### PROBLEM DESCRIPTION
Copy out, word for word, the run of lines that opens with the line containing "colorbar-tick-label: 312 xyxy=(618,812,641,827)" and closes with the line containing "colorbar-tick-label: 240 xyxy=(372,812,395,827)", including both of those lines.

### SUPPLIED ENTRIES
┏━━
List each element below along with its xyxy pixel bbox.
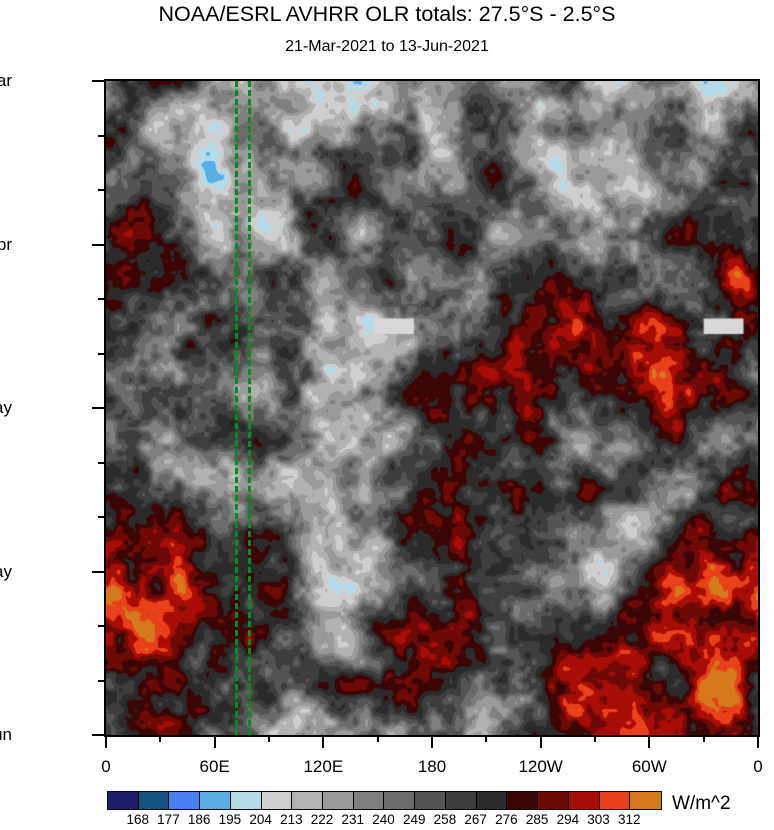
colorbar-tick-label: 312 xyxy=(618,812,641,827)
colorbar-cell xyxy=(599,792,631,809)
colorbar-cell xyxy=(292,792,324,809)
colorbar xyxy=(107,791,662,810)
x-axis-label: 180 xyxy=(417,757,447,776)
y-tick-major xyxy=(92,80,105,82)
colorbar-cell xyxy=(200,792,231,809)
y-tick-minor xyxy=(98,516,105,518)
colorbar-tick-label: 240 xyxy=(372,812,395,827)
colorbar-cell xyxy=(169,792,201,809)
y-tick-minor xyxy=(98,134,105,137)
colorbar-tick-label: 285 xyxy=(525,812,549,827)
colorbar-cell xyxy=(538,792,569,809)
x-tick-minor xyxy=(594,735,596,742)
colorbar-tick-label: 258 xyxy=(433,812,457,827)
figure-subtitle: 21-Mar-2021 to 13-Jun-2021 xyxy=(285,38,489,55)
colorbar-cell xyxy=(230,792,262,809)
colorbar-units-label: W/m^2 xyxy=(672,793,731,814)
colorbar-cell xyxy=(630,792,661,809)
x-tick-major xyxy=(431,735,433,748)
colorbar-tick-label: 267 xyxy=(464,812,487,827)
y-axis-label: 23-May xyxy=(0,561,12,581)
colorbar-cell xyxy=(384,792,416,809)
y-axis-label: 11-Apr xyxy=(0,234,12,254)
y-axis-label: 13-Jun xyxy=(0,725,12,744)
colorbar-tick-label: 231 xyxy=(341,812,365,827)
y-tick-minor xyxy=(98,461,105,464)
x-axis-label: 0 xyxy=(753,757,763,776)
x-tick-major xyxy=(105,735,107,748)
colorbar-cell xyxy=(353,792,385,809)
colorbar-tick-label: 195 xyxy=(218,812,242,827)
colorbar-cell xyxy=(261,792,293,809)
x-tick-minor xyxy=(159,735,162,742)
x-tick-minor xyxy=(376,735,379,742)
colorbar-tick-label: 213 xyxy=(280,812,303,827)
reference-line-right xyxy=(248,81,252,735)
x-tick-major xyxy=(648,735,651,748)
x-axis-label: 0 xyxy=(101,757,111,776)
x-tick-minor xyxy=(485,735,488,742)
colorbar-tick-label: 204 xyxy=(249,812,272,827)
y-tick-minor xyxy=(98,298,105,300)
x-axis-label: 60E xyxy=(199,757,230,776)
x-axis-label: 60W xyxy=(631,757,667,776)
colorbar-cell xyxy=(445,792,477,809)
colorbar-cell xyxy=(108,792,139,809)
x-tick-minor xyxy=(702,735,705,742)
colorbar-cell xyxy=(568,792,600,809)
x-axis-label: 120E xyxy=(303,757,344,776)
colorbar-tick-label: 168 xyxy=(126,812,149,827)
y-tick-major xyxy=(92,570,105,573)
x-tick-major xyxy=(539,735,542,748)
colorbar-cell xyxy=(476,792,508,809)
colorbar-tick-label: 249 xyxy=(402,812,426,827)
y-tick-minor xyxy=(98,352,105,355)
colorbar-tick-label: 186 xyxy=(187,812,211,827)
figure-title: NOAA/ESRL AVHRR OLR totals: 27.5°S - 2.5… xyxy=(158,2,616,26)
colorbar-cell xyxy=(507,792,539,809)
olr-heatmap-canvas xyxy=(106,81,758,735)
x-tick-major xyxy=(322,735,325,748)
colorbar-tick-label: 303 xyxy=(587,812,610,827)
colorbar-tick-label: 294 xyxy=(556,812,580,827)
colorbar-tick-label: 222 xyxy=(310,812,334,827)
x-axis-label: 120W xyxy=(518,757,563,776)
plot-area xyxy=(104,79,760,737)
y-axis-label: 21-Mar xyxy=(0,71,12,90)
y-tick-minor xyxy=(98,189,105,191)
x-tick-major xyxy=(757,735,759,748)
y-tick-major xyxy=(92,734,105,736)
colorbar-cell xyxy=(323,792,354,809)
reference-line-left xyxy=(235,81,239,735)
x-tick-major xyxy=(213,735,216,748)
x-tick-minor xyxy=(268,735,270,742)
colorbar-cell xyxy=(415,792,446,809)
y-tick-major xyxy=(92,243,105,246)
y-tick-minor xyxy=(98,625,105,627)
colorbar-tick-label: 177 xyxy=(157,812,180,827)
y-axis-label: 2-May xyxy=(0,398,12,417)
y-tick-minor xyxy=(98,679,105,682)
y-tick-major xyxy=(92,407,105,409)
colorbar-cell xyxy=(138,792,170,809)
colorbar-tick-label: 276 xyxy=(495,812,518,827)
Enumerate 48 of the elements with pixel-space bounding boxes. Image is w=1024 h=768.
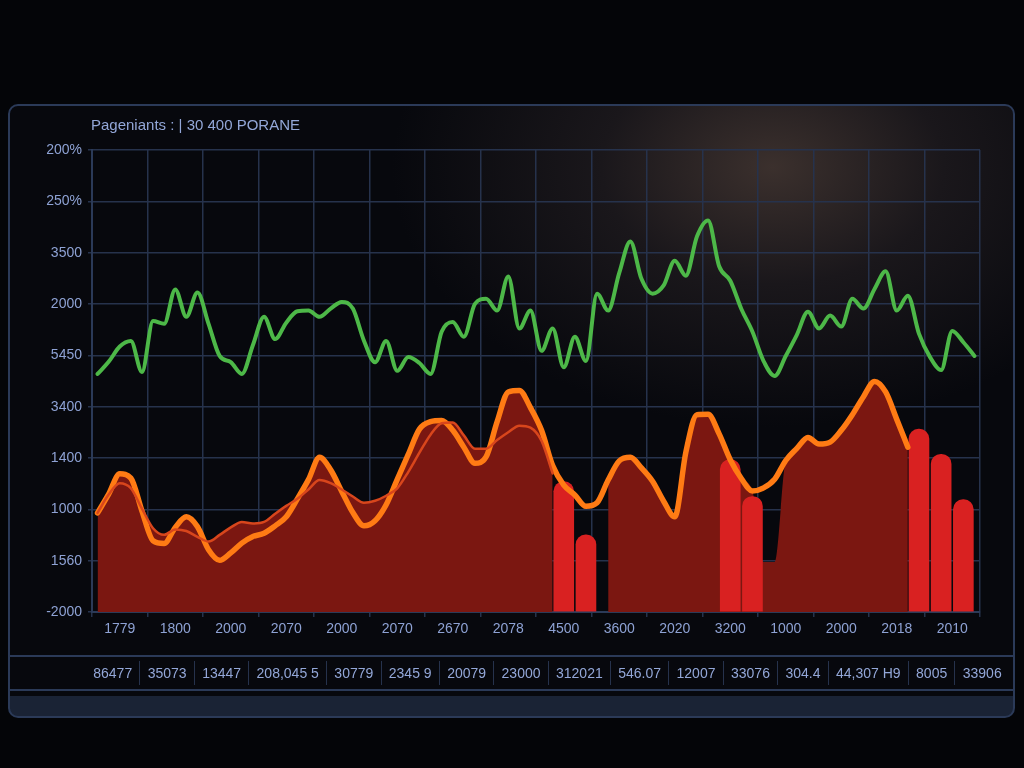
┗━━
### REPLY TO THE EXERCISE
colorbar-tick-label: 312 xyxy=(618,812,641,827)
colorbar-cell xyxy=(599,792,631,809)
colorbar-cell xyxy=(292,792,324,809)
colorbar xyxy=(107,791,662,810)
x-axis-label: 180 xyxy=(417,757,447,776)
y-tick-major xyxy=(92,80,105,82)
colorbar-cell xyxy=(200,792,231,809)
y-tick-minor xyxy=(98,516,105,518)
colorbar-tick-label: 240 xyxy=(372,812,395,827)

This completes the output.